### Requirement
Output the data below in full, character for character.

### Information given
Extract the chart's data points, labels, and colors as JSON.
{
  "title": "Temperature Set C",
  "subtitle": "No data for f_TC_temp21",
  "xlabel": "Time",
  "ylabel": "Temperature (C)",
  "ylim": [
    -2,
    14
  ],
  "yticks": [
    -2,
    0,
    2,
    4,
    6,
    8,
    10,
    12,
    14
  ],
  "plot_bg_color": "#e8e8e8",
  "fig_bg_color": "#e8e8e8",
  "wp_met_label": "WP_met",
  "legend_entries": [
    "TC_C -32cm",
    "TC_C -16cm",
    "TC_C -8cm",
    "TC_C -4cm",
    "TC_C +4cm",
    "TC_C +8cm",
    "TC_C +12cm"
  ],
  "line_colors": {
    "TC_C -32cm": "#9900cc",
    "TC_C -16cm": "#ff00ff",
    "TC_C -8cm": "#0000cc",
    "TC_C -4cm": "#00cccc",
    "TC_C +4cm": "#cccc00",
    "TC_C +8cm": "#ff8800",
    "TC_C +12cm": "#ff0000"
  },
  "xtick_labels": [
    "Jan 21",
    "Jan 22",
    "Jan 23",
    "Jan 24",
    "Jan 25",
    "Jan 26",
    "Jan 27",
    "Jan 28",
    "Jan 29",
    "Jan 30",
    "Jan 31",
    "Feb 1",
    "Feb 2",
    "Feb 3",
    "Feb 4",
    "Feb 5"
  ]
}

### Task output
Extract the chart's data points, labels, and colors as JSON.
{
  "title": "Temperature Set C",
  "subtitle": "No data for f_TC_temp21",
  "xlabel": "Time",
  "ylabel": "Temperature (C)",
  "ylim": [
    -2,
    14
  ],
  "yticks": [
    -2,
    0,
    2,
    4,
    6,
    8,
    10,
    12,
    14
  ],
  "plot_bg_color": "#e8e8e8",
  "fig_bg_color": "#e8e8e8",
  "wp_met_label": "WP_met",
  "legend_entries": [
    "TC_C -32cm",
    "TC_C -16cm",
    "TC_C -8cm",
    "TC_C -4cm",
    "TC_C +4cm",
    "TC_C +8cm",
    "TC_C +12cm"
  ],
  "line_colors": {
    "TC_C -32cm": "#9900cc",
    "TC_C -16cm": "#ff00ff",
    "TC_C -8cm": "#0000cc",
    "TC_C -4cm": "#00cccc",
    "TC_C +4cm": "#cccc00",
    "TC_C +8cm": "#ff8800",
    "TC_C +12cm": "#ff0000"
  },
  "xtick_labels": [
    "Jan 21",
    "Jan 22",
    "Jan 23",
    "Jan 24",
    "Jan 25",
    "Jan 26",
    "Jan 27",
    "Jan 28",
    "Jan 29",
    "Jan 30",
    "Jan 31",
    "Feb 1",
    "Feb 2",
    "Feb 3",
    "Feb 4",
    "Feb 5"
  ]
}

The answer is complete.